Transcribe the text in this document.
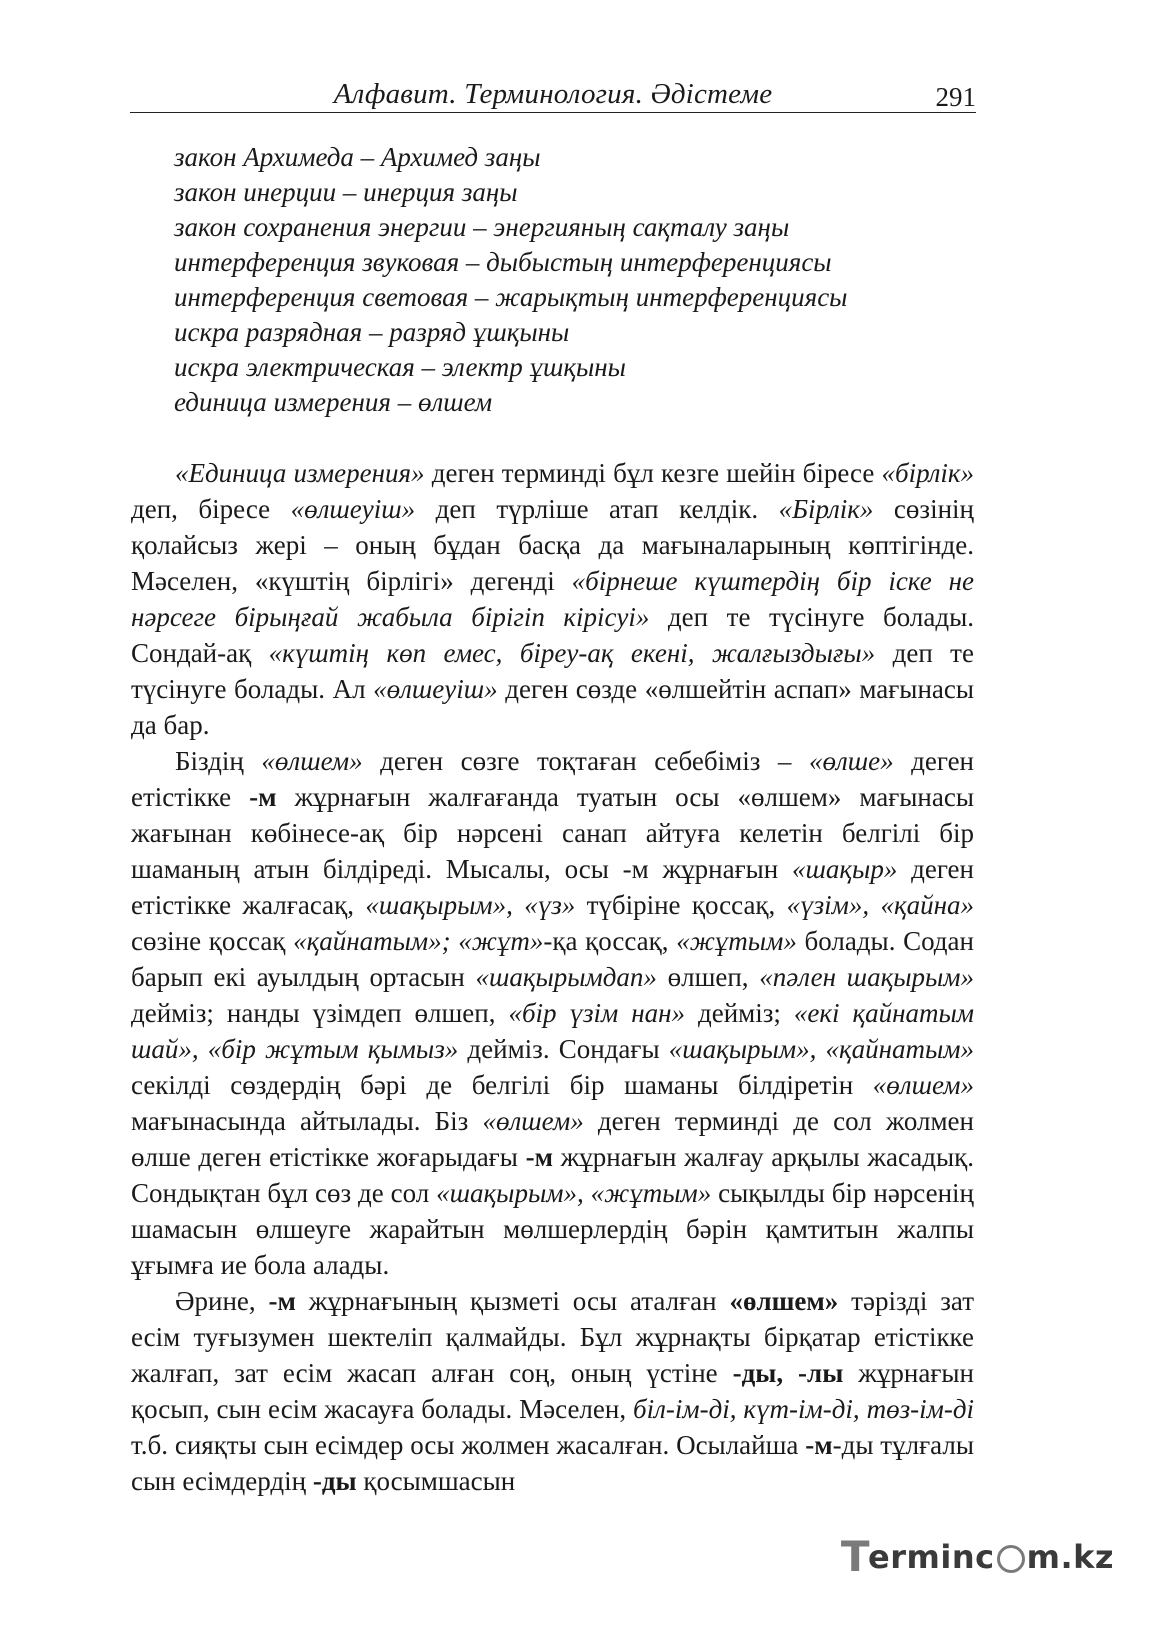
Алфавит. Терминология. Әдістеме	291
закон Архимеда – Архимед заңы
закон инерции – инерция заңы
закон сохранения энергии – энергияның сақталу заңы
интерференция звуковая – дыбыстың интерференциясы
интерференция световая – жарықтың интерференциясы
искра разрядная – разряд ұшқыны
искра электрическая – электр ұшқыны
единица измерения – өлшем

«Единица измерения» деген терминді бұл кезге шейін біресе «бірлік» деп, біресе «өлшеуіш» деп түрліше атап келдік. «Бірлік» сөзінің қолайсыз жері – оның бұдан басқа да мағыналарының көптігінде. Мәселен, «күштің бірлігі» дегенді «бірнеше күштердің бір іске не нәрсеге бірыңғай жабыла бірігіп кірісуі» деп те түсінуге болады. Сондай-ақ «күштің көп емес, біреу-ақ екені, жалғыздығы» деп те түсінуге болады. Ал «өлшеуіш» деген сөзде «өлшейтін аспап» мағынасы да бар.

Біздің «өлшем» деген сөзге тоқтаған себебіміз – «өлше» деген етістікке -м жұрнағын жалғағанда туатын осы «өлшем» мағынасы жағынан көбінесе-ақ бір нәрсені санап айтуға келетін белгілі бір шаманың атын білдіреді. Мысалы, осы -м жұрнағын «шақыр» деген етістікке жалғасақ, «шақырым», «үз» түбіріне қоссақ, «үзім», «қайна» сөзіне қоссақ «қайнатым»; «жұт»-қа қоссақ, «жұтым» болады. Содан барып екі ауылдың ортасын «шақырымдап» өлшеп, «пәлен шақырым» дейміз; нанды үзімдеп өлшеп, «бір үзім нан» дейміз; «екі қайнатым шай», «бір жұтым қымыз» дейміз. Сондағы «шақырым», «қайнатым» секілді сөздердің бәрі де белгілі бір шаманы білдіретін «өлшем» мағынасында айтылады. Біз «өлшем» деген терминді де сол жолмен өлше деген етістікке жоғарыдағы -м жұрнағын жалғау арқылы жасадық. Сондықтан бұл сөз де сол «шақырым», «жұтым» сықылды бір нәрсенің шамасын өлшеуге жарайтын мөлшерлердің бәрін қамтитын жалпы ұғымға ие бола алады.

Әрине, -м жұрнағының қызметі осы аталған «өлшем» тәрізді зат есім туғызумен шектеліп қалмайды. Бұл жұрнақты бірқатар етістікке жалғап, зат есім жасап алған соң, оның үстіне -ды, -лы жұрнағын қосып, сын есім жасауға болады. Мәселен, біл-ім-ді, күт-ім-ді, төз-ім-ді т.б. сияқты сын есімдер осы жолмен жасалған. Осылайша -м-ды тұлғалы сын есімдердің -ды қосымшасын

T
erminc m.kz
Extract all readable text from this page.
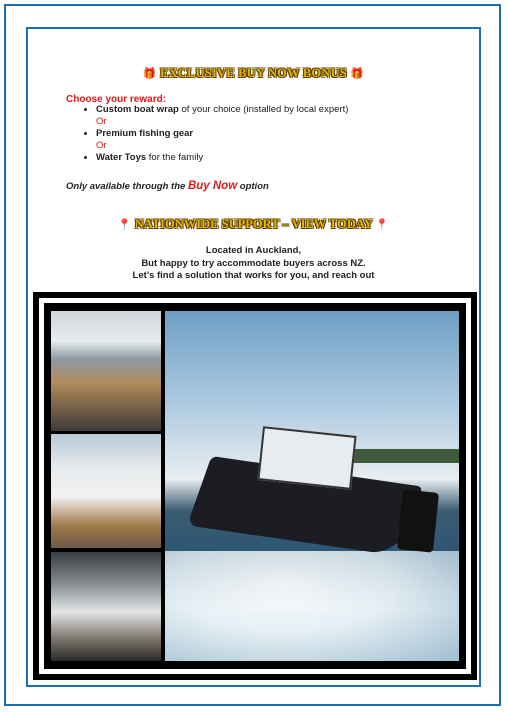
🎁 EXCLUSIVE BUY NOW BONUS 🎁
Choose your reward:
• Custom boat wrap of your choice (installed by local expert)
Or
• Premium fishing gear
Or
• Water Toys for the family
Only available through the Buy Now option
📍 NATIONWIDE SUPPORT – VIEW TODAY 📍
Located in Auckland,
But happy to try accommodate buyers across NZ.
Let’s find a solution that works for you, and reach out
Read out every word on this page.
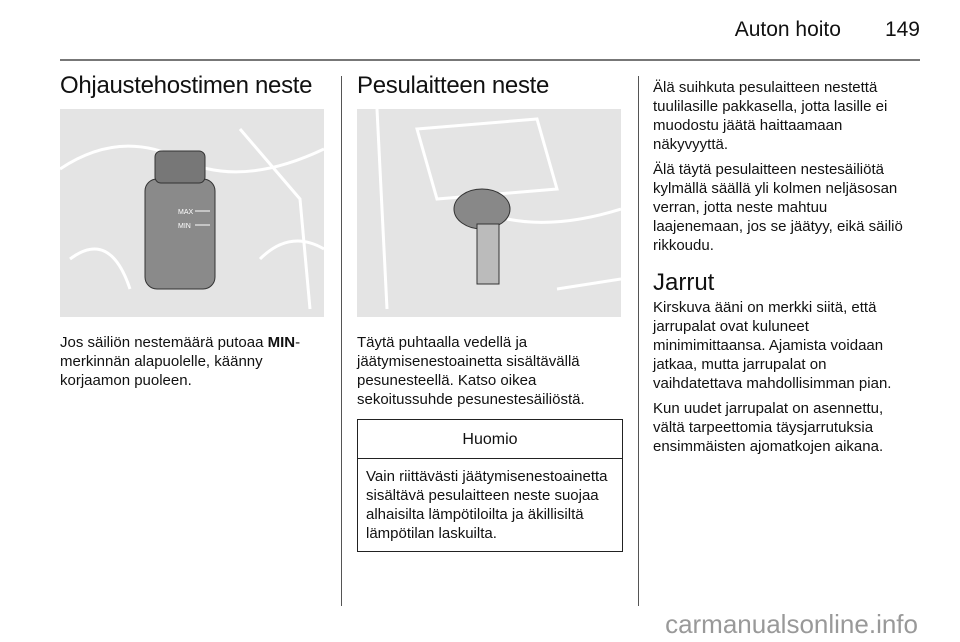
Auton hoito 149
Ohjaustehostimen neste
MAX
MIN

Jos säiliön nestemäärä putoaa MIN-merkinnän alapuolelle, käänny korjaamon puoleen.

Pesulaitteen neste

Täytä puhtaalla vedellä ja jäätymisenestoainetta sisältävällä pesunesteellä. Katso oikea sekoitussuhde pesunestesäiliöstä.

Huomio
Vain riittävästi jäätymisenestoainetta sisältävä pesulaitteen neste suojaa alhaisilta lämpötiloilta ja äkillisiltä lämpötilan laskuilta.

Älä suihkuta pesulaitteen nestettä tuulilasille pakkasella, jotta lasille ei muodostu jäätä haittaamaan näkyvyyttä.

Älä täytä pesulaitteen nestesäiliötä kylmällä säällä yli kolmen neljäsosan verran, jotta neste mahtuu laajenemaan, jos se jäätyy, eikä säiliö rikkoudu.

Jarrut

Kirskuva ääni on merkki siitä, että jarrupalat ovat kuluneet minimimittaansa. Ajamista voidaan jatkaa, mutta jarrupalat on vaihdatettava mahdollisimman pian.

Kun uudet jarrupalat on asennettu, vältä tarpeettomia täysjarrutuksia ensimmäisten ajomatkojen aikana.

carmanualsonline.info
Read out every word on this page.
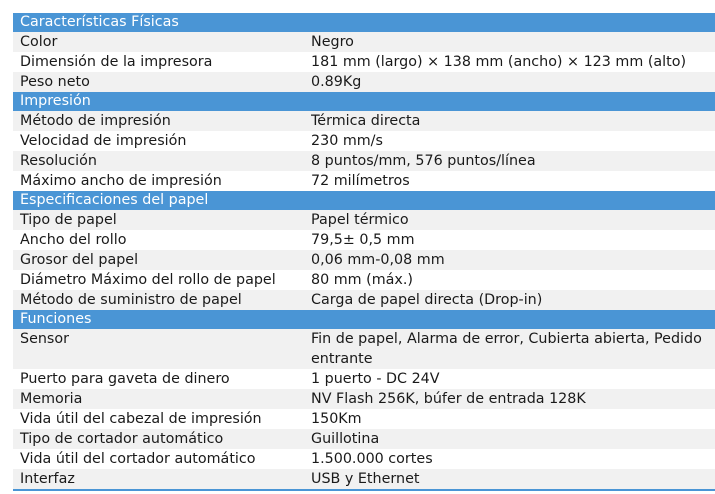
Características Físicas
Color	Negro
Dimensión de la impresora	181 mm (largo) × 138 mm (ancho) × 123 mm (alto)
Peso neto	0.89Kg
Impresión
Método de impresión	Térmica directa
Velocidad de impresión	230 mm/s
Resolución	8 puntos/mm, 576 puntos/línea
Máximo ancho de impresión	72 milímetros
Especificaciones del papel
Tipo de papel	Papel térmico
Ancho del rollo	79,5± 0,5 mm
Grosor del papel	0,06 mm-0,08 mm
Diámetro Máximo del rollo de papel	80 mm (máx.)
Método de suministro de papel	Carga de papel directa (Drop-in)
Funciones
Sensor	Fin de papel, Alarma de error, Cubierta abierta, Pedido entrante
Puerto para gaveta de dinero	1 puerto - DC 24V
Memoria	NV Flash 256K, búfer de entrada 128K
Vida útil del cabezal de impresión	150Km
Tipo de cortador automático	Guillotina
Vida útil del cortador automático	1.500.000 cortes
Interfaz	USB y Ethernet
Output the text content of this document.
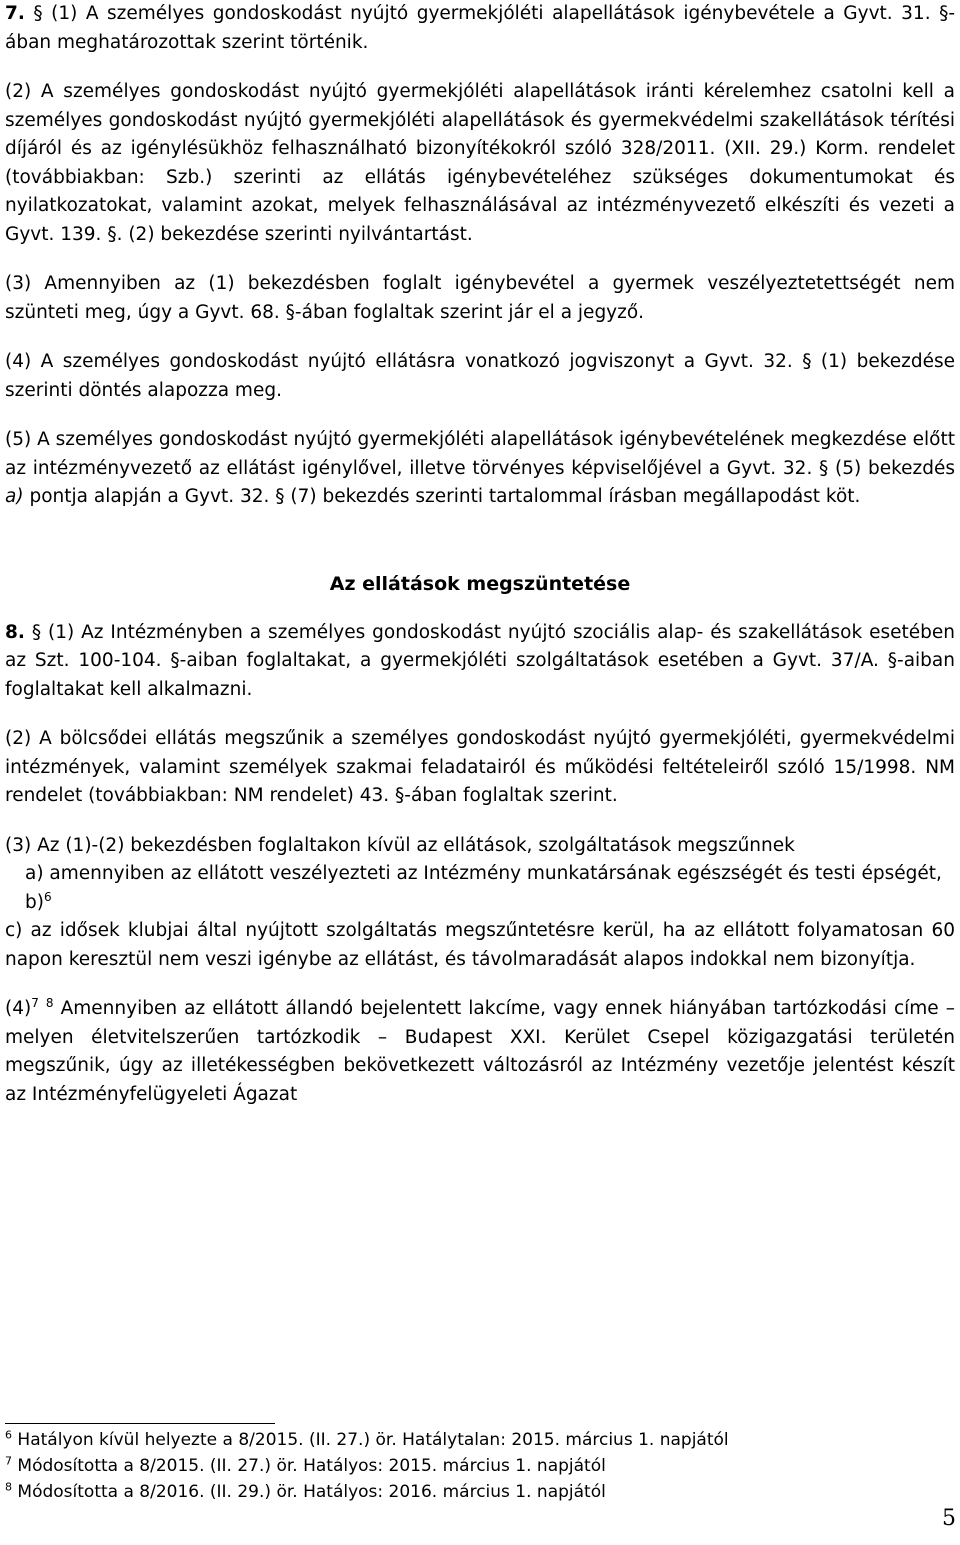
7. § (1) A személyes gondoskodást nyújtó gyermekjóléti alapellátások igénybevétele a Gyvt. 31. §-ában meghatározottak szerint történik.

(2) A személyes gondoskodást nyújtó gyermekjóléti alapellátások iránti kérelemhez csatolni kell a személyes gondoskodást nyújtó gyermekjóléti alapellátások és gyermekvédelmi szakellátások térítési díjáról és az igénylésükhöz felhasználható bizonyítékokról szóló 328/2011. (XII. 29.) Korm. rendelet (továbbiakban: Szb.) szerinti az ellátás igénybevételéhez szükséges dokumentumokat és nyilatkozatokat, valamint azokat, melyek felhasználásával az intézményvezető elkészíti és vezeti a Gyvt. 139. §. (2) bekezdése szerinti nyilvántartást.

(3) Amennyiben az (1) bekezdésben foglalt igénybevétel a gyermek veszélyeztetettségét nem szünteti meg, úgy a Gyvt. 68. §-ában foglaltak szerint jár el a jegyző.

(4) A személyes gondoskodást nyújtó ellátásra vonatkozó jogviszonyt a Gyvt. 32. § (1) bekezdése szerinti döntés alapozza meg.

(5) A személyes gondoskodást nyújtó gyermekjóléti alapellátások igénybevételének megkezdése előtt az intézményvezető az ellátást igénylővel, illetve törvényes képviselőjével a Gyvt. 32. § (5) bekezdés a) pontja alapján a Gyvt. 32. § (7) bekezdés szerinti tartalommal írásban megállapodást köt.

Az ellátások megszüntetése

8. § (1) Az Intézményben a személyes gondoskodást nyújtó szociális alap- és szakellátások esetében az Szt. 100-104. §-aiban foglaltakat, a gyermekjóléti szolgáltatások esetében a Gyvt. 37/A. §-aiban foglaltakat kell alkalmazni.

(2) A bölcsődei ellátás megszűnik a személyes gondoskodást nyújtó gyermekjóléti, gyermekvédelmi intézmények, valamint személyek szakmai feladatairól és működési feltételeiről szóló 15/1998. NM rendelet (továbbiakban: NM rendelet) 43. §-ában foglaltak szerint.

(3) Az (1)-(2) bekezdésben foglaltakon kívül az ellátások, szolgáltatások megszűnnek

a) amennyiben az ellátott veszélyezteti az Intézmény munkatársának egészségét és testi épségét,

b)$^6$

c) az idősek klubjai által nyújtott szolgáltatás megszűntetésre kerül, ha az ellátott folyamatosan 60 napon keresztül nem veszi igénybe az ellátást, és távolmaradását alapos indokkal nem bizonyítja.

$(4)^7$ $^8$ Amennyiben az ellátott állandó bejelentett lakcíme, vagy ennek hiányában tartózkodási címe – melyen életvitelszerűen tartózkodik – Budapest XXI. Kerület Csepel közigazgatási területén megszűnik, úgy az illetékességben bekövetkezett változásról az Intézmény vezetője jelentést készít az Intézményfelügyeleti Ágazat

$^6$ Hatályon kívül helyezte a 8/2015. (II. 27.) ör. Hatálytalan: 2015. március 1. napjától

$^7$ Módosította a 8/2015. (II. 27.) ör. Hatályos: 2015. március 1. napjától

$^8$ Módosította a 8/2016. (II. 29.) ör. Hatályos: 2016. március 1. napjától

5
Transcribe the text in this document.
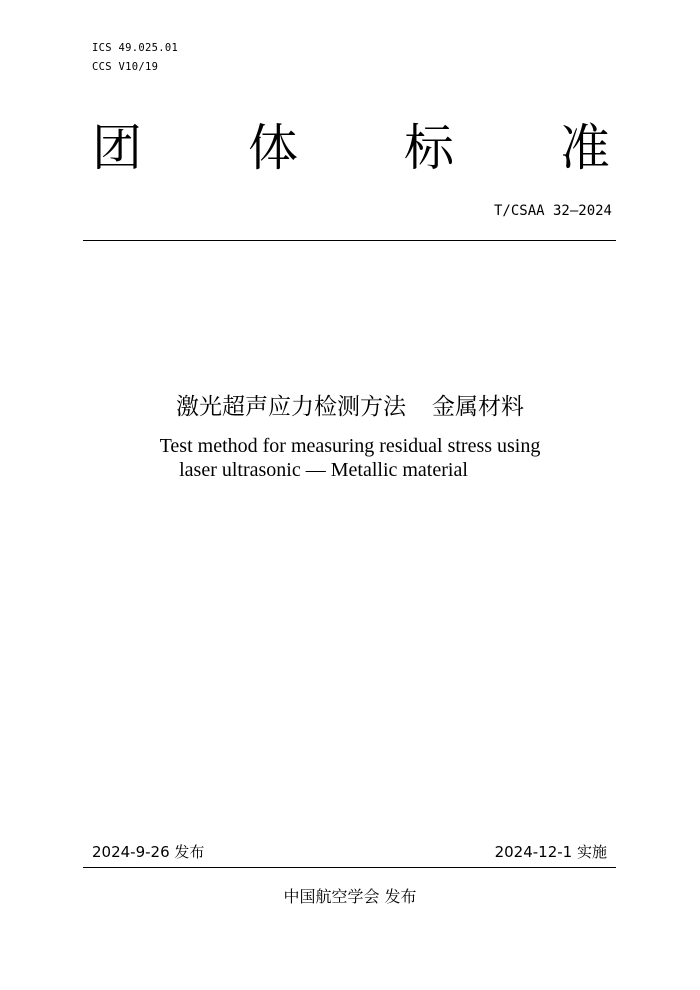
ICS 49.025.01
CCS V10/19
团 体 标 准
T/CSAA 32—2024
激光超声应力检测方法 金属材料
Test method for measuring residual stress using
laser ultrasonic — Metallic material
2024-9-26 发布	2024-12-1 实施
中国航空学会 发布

— Task instructions —
Report each line in the preceding entries that holds the string "directa".

— Worked answer —
Método de impresión	Térmica directa
Método de suministro de papel	Carga de papel directa (Drop-in)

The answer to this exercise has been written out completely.